**Data lines**
━━━━━━━━

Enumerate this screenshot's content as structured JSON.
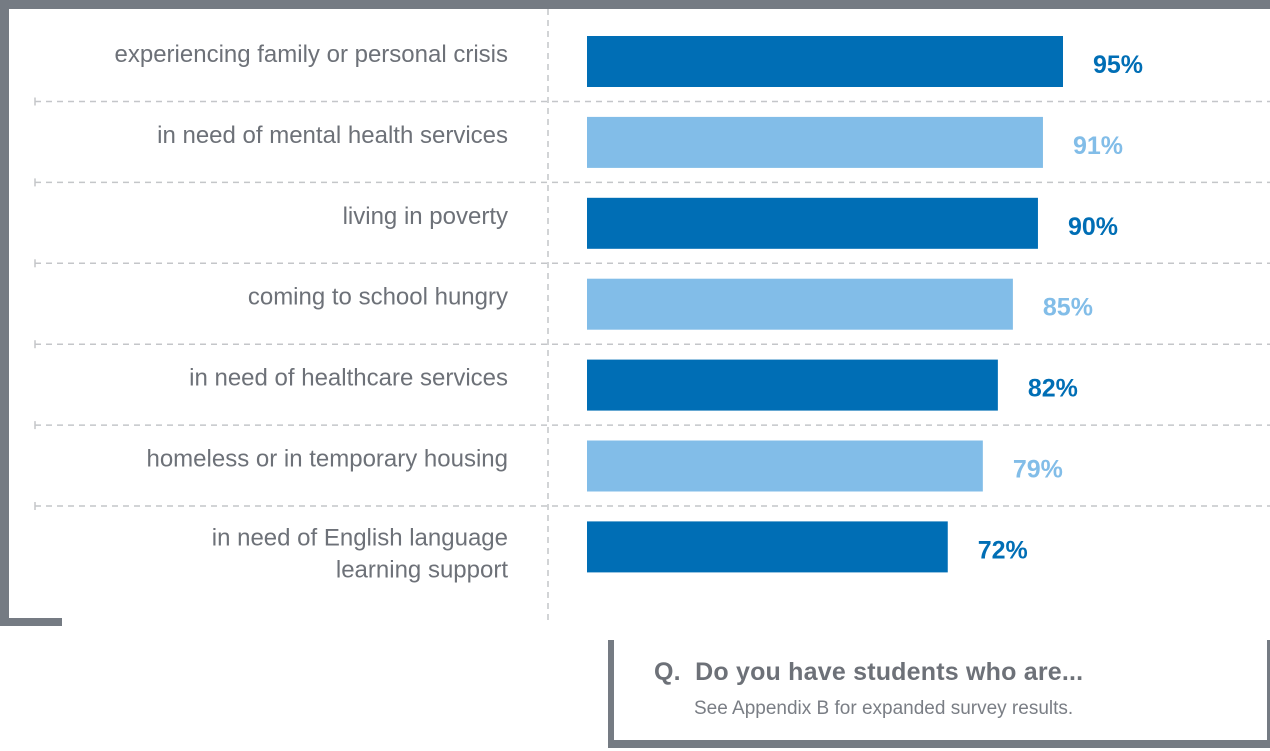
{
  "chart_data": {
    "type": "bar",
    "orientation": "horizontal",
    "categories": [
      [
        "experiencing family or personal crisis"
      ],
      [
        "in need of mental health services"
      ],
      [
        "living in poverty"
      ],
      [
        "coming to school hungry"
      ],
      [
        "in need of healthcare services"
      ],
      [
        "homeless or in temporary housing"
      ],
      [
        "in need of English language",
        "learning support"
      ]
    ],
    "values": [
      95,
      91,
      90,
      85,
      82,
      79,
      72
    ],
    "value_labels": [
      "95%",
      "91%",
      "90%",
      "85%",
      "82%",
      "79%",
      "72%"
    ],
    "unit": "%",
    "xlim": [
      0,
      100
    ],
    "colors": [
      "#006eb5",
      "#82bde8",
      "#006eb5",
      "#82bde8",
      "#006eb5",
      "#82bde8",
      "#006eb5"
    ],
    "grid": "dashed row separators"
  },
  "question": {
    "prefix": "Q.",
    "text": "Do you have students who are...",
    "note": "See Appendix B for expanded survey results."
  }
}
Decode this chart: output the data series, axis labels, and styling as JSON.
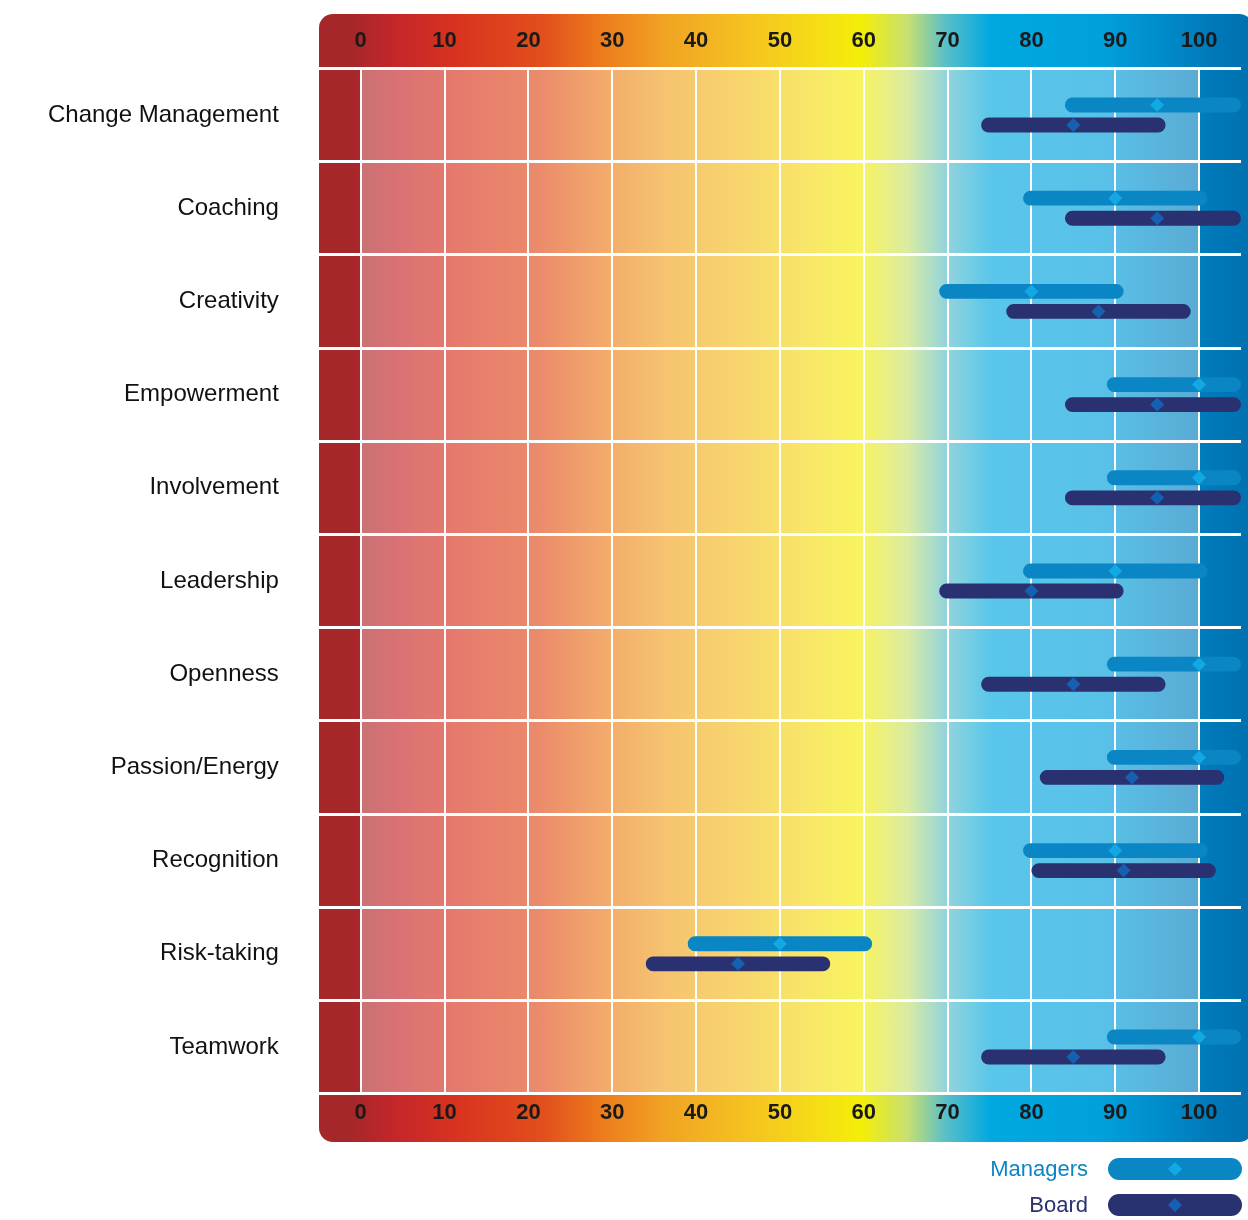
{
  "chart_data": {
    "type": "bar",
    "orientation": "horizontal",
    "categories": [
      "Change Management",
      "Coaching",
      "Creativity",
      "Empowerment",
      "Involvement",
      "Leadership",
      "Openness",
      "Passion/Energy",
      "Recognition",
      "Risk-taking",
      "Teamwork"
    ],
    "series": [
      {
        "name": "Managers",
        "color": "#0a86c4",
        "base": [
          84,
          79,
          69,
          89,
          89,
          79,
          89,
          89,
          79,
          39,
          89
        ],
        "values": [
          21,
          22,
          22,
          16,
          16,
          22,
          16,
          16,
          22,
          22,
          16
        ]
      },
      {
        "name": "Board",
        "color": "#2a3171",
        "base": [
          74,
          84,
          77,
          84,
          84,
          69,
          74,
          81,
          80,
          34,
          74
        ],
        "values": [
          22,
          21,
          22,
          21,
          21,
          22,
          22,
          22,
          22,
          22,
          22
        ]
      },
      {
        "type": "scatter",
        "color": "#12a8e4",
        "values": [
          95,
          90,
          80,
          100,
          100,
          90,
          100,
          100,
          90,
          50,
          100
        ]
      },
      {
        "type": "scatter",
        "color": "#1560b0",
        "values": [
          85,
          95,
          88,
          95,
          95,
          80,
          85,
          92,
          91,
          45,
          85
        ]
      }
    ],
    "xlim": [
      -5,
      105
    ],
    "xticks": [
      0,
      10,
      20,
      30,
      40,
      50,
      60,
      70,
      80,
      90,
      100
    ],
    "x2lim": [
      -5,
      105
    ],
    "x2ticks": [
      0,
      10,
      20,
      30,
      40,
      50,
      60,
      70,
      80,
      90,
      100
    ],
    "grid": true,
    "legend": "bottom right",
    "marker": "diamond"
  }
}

━━━━━━━━

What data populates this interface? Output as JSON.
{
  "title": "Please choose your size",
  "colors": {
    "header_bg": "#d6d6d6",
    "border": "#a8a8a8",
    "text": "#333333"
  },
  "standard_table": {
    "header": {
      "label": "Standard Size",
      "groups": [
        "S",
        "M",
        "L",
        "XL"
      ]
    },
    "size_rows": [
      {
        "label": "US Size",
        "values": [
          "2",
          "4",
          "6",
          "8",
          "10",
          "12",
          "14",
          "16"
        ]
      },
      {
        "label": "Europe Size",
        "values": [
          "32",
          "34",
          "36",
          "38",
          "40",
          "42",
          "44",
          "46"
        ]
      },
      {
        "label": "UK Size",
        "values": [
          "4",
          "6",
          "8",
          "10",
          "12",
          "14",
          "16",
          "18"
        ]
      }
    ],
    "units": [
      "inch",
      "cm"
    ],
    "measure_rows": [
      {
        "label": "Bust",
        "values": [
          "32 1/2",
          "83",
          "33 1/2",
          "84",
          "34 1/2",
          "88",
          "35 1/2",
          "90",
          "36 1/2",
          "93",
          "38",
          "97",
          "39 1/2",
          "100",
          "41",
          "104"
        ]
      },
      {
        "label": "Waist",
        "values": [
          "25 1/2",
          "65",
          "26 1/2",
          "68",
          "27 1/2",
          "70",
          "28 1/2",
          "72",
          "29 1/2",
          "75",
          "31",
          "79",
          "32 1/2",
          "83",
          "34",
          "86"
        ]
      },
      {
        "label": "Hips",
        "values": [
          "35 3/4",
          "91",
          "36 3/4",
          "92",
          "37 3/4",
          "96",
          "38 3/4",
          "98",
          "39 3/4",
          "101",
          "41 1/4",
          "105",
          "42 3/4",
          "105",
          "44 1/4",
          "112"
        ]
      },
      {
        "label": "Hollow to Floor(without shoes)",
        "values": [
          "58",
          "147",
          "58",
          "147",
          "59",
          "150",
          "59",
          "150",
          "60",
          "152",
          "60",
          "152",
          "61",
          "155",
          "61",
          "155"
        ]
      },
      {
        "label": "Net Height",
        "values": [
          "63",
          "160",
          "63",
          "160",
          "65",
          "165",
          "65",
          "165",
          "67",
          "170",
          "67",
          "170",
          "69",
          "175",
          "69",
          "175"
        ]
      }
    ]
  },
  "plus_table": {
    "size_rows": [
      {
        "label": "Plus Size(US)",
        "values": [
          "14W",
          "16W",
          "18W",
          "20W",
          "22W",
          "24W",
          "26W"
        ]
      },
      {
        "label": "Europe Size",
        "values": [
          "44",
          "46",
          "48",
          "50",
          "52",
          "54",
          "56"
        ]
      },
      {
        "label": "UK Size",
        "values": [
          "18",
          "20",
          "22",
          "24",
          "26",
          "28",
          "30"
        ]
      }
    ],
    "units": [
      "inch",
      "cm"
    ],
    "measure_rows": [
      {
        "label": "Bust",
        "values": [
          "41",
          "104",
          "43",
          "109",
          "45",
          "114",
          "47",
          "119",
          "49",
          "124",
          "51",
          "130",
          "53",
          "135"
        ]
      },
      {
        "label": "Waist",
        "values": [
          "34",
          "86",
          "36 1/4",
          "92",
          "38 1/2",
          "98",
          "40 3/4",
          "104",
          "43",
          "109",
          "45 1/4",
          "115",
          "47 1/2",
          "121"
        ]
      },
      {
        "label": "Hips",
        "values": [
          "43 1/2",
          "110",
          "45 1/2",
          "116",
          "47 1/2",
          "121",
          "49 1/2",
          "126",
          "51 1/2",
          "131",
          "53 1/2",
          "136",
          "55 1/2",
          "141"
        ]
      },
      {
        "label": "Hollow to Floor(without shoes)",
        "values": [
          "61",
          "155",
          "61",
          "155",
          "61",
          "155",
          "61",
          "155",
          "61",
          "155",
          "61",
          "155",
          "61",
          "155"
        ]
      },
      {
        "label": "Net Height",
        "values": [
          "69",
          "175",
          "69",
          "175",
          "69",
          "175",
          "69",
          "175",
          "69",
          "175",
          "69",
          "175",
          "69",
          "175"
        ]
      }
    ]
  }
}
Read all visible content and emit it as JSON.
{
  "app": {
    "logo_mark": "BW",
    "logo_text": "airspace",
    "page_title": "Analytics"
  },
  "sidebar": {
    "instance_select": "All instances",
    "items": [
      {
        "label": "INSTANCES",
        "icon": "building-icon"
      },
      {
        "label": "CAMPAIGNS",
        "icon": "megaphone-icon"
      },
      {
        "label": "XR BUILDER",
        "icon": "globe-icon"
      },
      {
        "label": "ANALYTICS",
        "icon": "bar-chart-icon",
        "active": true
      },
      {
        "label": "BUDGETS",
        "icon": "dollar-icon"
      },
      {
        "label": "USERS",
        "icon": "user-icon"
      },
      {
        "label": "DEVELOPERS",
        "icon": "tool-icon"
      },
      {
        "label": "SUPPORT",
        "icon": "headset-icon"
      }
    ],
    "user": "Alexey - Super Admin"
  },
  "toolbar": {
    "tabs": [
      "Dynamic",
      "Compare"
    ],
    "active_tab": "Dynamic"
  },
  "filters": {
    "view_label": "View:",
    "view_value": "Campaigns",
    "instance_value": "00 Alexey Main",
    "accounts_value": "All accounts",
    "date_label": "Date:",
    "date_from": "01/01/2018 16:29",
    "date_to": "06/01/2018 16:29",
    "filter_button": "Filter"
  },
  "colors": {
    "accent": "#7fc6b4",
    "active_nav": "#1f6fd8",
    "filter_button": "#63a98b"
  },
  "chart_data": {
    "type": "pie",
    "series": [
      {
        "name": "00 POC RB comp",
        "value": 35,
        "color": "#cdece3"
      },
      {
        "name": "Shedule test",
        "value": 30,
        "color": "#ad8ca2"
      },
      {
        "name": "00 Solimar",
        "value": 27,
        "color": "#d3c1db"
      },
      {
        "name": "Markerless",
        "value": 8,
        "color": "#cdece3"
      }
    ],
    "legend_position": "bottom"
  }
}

━━━━━━━━

Only the number is wanted: how many lines above include the word "this"?

3